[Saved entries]
- - -
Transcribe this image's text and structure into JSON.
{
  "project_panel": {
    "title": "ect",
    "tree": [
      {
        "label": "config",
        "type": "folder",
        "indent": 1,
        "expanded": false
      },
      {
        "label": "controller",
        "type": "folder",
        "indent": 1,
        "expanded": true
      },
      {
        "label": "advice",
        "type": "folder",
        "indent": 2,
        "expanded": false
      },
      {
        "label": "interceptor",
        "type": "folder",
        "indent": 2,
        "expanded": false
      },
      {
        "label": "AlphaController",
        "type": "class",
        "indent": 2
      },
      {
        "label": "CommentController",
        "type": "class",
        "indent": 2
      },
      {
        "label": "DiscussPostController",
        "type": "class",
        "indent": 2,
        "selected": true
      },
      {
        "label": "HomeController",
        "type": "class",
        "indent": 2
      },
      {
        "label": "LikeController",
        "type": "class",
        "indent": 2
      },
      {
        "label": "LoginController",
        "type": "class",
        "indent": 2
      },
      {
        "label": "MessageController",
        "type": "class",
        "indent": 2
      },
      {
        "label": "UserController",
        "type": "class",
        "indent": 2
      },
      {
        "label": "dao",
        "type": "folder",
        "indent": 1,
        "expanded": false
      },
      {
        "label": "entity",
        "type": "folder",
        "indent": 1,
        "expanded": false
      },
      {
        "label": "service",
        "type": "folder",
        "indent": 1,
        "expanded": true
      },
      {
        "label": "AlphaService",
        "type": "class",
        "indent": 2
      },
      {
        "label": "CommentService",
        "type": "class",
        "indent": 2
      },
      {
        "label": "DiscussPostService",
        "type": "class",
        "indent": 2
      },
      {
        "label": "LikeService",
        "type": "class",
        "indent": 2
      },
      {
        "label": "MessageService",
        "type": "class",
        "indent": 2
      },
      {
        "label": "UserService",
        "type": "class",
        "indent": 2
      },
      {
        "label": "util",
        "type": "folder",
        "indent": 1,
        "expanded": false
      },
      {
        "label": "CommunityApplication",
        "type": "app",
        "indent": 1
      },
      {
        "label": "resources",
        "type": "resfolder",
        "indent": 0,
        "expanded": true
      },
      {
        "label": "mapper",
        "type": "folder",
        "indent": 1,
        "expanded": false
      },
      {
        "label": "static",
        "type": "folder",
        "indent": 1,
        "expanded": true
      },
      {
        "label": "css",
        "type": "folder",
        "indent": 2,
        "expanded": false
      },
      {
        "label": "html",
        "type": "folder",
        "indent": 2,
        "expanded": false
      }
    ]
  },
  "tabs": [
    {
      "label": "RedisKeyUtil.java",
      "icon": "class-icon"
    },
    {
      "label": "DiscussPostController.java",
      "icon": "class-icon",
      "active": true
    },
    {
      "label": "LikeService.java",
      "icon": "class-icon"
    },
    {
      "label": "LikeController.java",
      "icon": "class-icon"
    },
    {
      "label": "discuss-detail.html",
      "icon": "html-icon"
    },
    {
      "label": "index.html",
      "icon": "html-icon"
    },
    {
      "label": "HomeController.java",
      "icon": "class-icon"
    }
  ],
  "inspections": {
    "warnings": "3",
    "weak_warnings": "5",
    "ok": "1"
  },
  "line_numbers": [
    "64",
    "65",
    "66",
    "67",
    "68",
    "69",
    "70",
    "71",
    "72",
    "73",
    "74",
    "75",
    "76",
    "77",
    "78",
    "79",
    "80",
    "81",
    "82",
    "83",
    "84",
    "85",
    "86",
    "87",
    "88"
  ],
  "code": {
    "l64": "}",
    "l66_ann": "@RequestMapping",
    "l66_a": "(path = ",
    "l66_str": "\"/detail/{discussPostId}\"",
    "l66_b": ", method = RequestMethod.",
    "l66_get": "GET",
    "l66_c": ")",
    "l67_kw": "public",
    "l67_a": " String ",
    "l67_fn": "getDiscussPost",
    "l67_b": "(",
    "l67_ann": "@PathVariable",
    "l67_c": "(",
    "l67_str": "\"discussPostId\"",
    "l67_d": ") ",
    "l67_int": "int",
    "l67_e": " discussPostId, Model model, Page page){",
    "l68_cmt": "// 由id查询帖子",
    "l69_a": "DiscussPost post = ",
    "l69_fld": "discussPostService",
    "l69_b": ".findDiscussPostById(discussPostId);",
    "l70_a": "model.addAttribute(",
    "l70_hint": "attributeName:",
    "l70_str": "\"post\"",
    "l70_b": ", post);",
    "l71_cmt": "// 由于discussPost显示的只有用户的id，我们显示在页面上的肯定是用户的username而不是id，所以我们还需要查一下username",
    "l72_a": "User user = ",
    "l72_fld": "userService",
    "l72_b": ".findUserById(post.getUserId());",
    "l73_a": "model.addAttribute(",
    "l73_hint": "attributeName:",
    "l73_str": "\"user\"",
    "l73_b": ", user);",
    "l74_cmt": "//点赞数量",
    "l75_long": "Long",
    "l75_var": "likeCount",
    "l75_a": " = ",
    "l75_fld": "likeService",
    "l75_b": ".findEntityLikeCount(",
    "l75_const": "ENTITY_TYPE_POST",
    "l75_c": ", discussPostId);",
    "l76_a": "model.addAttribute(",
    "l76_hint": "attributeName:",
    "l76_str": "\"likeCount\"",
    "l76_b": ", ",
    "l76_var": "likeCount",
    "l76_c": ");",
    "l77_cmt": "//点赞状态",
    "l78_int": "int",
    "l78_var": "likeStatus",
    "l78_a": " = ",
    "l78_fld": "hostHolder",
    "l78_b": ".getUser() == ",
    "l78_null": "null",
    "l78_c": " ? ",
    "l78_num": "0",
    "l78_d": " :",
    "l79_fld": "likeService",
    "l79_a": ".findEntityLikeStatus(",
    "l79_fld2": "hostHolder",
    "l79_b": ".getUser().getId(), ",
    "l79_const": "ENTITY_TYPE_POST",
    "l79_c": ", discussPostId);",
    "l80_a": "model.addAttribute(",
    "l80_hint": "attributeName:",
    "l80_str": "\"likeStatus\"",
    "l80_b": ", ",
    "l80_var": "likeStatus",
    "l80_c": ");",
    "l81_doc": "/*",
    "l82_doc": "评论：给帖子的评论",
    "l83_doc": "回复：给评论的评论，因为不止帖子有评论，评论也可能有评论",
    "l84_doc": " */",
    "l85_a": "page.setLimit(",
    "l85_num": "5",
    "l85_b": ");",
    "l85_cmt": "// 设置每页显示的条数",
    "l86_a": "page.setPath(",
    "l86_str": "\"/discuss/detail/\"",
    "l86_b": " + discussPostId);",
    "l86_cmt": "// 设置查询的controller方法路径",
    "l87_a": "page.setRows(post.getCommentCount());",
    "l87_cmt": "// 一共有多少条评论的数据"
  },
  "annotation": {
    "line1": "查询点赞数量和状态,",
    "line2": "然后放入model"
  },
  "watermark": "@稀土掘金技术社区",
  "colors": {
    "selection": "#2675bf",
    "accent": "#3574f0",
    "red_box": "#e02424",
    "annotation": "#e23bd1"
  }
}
- - -
_WHAT YOU HAVE TO DO_: Each line that has the word "DiscussPostController" counts once. How many such lines are in the data? Give the number alone.

_PROBLEM SOLUTION_: 2